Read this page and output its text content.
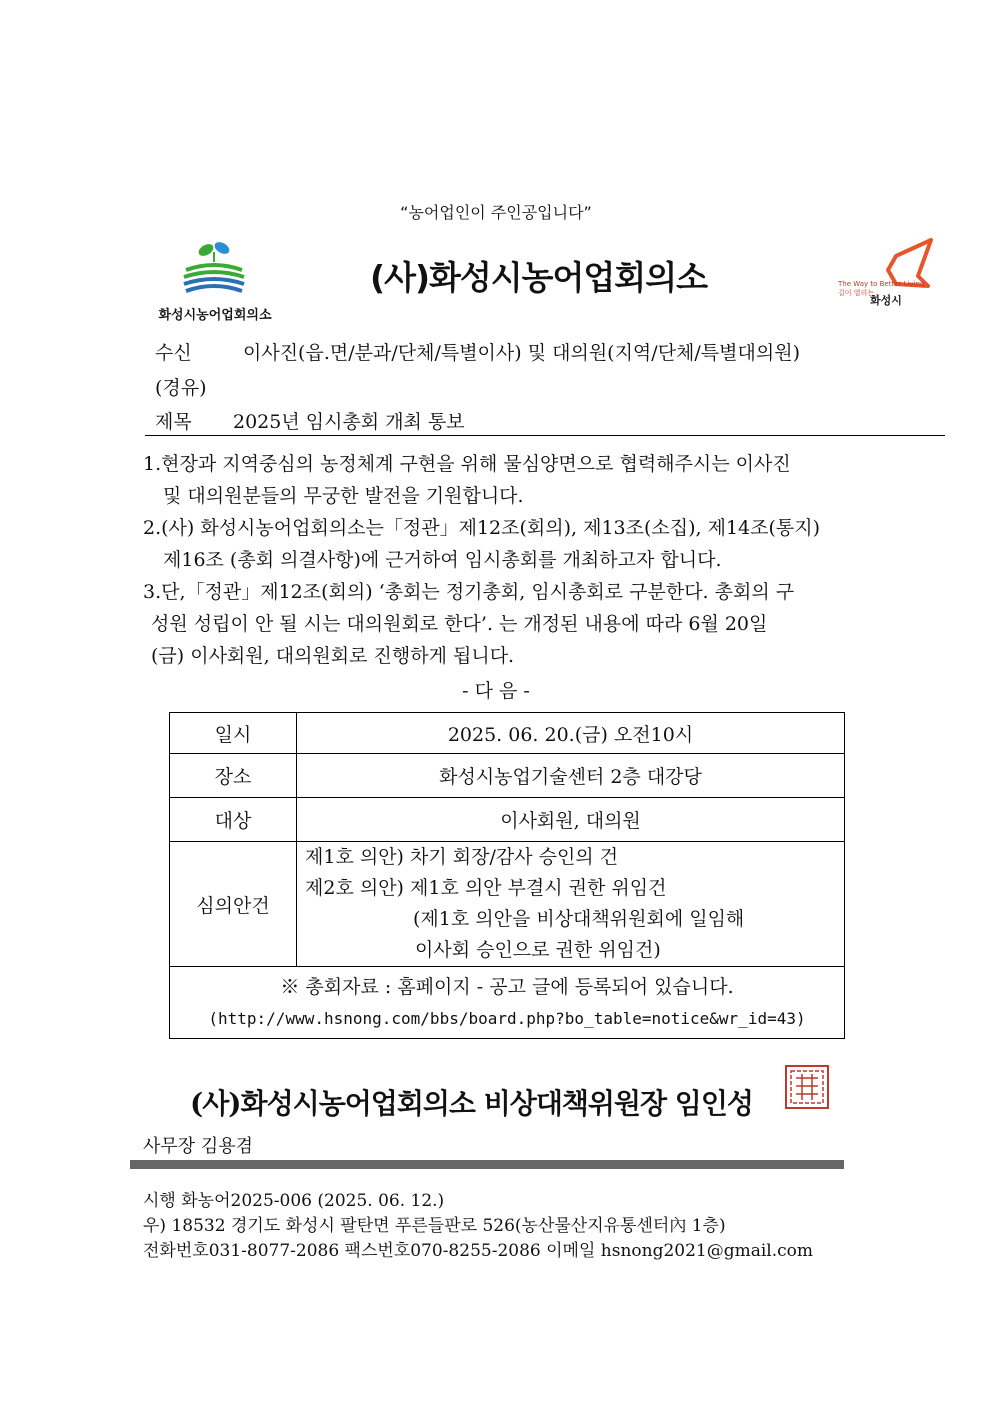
“농어업인이 주인공입니다”
화성시농어업회의소
(사)화성시농어업회의소	The Way to Better Living
길이 열리는
화성시
수신	이사진(읍.면/분과/단체/특별이사) 및 대의원(지역/단체/특별대의원)
(경유)
제목 2025년 임시총회 개최 통보
1.현장과 지역중심의 농정체계 구현을 위해 물심양면으로 협력해주시는 이사진
및 대의원분들의 무궁한 발전을 기원합니다.
2.(사) 화성시농어업회의소는「정관」제12조(회의), 제13조(소집), 제14조(통지)
제16조 (총회 의결사항)에 근거하여 임시총회를 개최하고자 합니다.
3.단,「정관」제12조(회의) ‘총회는 정기총회, 임시총회로 구분한다. 총회의 구
성원 성립이 안 될 시는 대의원회로 한다’. 는 개정된 내용에 따라 6월 20일
(금) 이사회원, 대의원회로 진행하게 됩니다.
- 다 음 -
일시	2025. 06. 20.(금) 오전10시
장소	화성시농업기술센터 2층 대강당
대상	이사회원, 대의원
심의안건	제1호 의안) 차기 회장/감사 승인의 건
제2호 의안) 제1호 의안 부결시 권한 위임건
(제1호 의안을 비상대책위원회에 일임해
이사회 승인으로 권한 위임건)

※ 총회자료 : 홈페이지 - 공고 글에 등록되어 있습니다.
(http://www.hsnong.com/bbs/board.php?bo_table=notice&wr_id=43)	
(사)화성시농어업회의소 비상대책위원장 임인성
사무장 김용겸
시행 화농어2025-006 (2025. 06. 12.)
우) 18532 경기도 화성시 팔탄면 푸른들판로 526(농산물산지유통센터內 1층)
전화번호031-8077-2086 팩스번호070-8255-2086 이메일 hsnong2021@gmail.com
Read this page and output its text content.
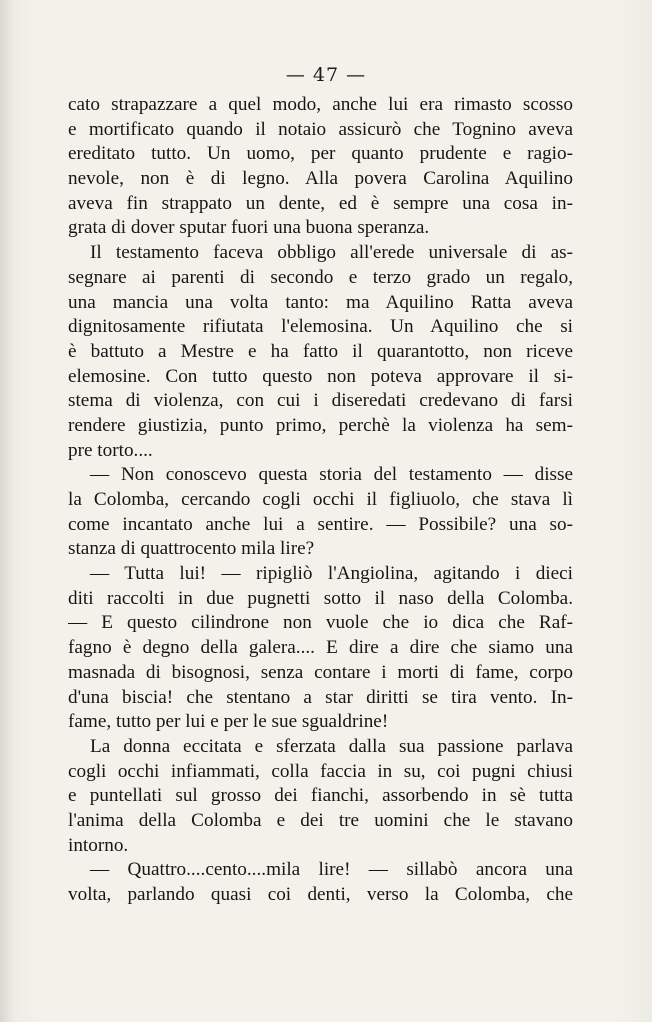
— 47 —
cato strapazzare a quel modo, anche lui era rimasto scosso
e mortificato quando il notaio assicurò che Tognino aveva
ereditato tutto. Un uomo, per quanto prudente e ragio-
nevole, non è di legno. Alla povera Carolina Aquilino
aveva fin strappato un dente, ed è sempre una cosa in-
grata di dover sputar fuori una buona speranza.
Il testamento faceva obbligo all'erede universale di as-
segnare ai parenti di secondo e terzo grado un regalo,
una mancia una volta tanto: ma Aquilino Ratta aveva
dignitosamente rifiutata l'elemosina. Un Aquilino che si
è battuto a Mestre e ha fatto il quarantotto, non riceve
elemosine. Con tutto questo non poteva approvare il si-
stema di violenza, con cui i diseredati credevano di farsi
rendere giustizia, punto primo, perchè la violenza ha sem-
pre torto....
— Non conoscevo questa storia del testamento — disse
la Colomba, cercando cogli occhi il figliuolo, che stava lì
come incantato anche lui a sentire. — Possibile? una so-
stanza di quattrocento mila lire?
— Tutta lui! — ripigliò l'Angiolina, agitando i dieci
diti raccolti in due pugnetti sotto il naso della Colomba.
— E questo cilindrone non vuole che io dica che Raf-
fagno è degno della galera.... E dire a dire che siamo una
masnada di bisognosi, senza contare i morti di fame, corpo
d'una biscia! che stentano a star diritti se tira vento. In-
fame, tutto per lui e per le sue sgualdrine!
La donna eccitata e sferzata dalla sua passione parlava
cogli occhi infiammati, colla faccia in su, coi pugni chiusi
e puntellati sul grosso dei fianchi, assorbendo in sè tutta
l'anima della Colomba e dei tre uomini che le stavano
intorno.
— Quattro....cento....mila lire! — sillabò ancora una
volta, parlando quasi coi denti, verso la Colomba, che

(WHAT IS BEING ASKED):
Restate each entry word for word, leaving out any pictures.

(EXERCISE ANSWER):
Read this page and output its text content.
“농어업인이 주인공입니다”
화성시농어업회의소
(사)화성시농어업회의소	The Way to Better Living
길이 열리는
화성시
수신	이사진(읍.면/분과/단체/특별이사) 및 대의원(지역/단체/특별대의원)
(경유)
제목 2025년 임시총회 개최 통보
1.현장과 지역중심의 농정체계 구현을 위해 물심양면으로 협력해주시는 이사진
및 대의원분들의 무궁한 발전을 기원합니다.
2.(사) 화성시농어업회의소는「정관」제12조(회의), 제13조(소집), 제14조(통지)
제16조 (총회 의결사항)에 근거하여 임시총회를 개최하고자 합니다.
3.단,「정관」제12조(회의) ‘총회는 정기총회, 임시총회로 구분한다. 총회의 구
성원 성립이 안 될 시는 대의원회로 한다’. 는 개정된 내용에 따라 6월 20일
(금) 이사회원, 대의원회로 진행하게 됩니다.
- 다 음 -
일시	2025. 06. 20.(금) 오전10시
장소	화성시농업기술센터 2층 대강당
대상	이사회원, 대의원
심의안건	제1호 의안) 차기 회장/감사 승인의 건
제2호 의안) 제1호 의안 부결시 권한 위임건
(제1호 의안을 비상대책위원회에 일임해
이사회 승인으로 권한 위임건)

※ 총회자료 : 홈페이지 - 공고 글에 등록되어 있습니다.
(http://www.hsnong.com/bbs/board.php?bo_table=notice&wr_id=43)	
(사)화성시농어업회의소 비상대책위원장 임인성
사무장 김용겸
시행 화농어2025-006 (2025. 06. 12.)
우) 18532 경기도 화성시 팔탄면 푸른들판로 526(농산물산지유통센터內 1층)
전화번호031-8077-2086 팩스번호070-8255-2086 이메일 hsnong2021@gmail.com
Read this page and output its text content.
— 47 —
cato strapazzare a quel modo, anche lui era rimasto scosso
e mortificato quando il notaio assicurò che Tognino aveva
ereditato tutto. Un uomo, per quanto prudente e ragio-
nevole, non è di legno. Alla povera Carolina Aquilino
aveva fin strappato un dente, ed è sempre una cosa in-
grata di dover sputar fuori una buona speranza.
Il testamento faceva obbligo all'erede universale di as-
segnare ai parenti di secondo e terzo grado un regalo,
una mancia una volta tanto: ma Aquilino Ratta aveva
dignitosamente rifiutata l'elemosina. Un Aquilino che si
è battuto a Mestre e ha fatto il quarantotto, non riceve
elemosine. Con tutto questo non poteva approvare il si-
stema di violenza, con cui i diseredati credevano di farsi
rendere giustizia, punto primo, perchè la violenza ha sem-
pre torto....
— Non conoscevo questa storia del testamento — disse
la Colomba, cercando cogli occhi il figliuolo, che stava lì
come incantato anche lui a sentire. — Possibile? una so-
stanza di quattrocento mila lire?
— Tutta lui! — ripigliò l'Angiolina, agitando i dieci
diti raccolti in due pugnetti sotto il naso della Colomba.
— E questo cilindrone non vuole che io dica che Raf-
fagno è degno della galera.... E dire a dire che siamo una
masnada di bisognosi, senza contare i morti di fame, corpo
d'una biscia! che stentano a star diritti se tira vento. In-
fame, tutto per lui e per le sue sgualdrine!
La donna eccitata e sferzata dalla sua passione parlava
cogli occhi infiammati, colla faccia in su, coi pugni chiusi
e puntellati sul grosso dei fianchi, assorbendo in sè tutta
l'anima della Colomba e dei tre uomini che le stavano
intorno.
— Quattro....cento....mila lire! — sillabò ancora una
volta, parlando quasi coi denti, verso la Colomba, che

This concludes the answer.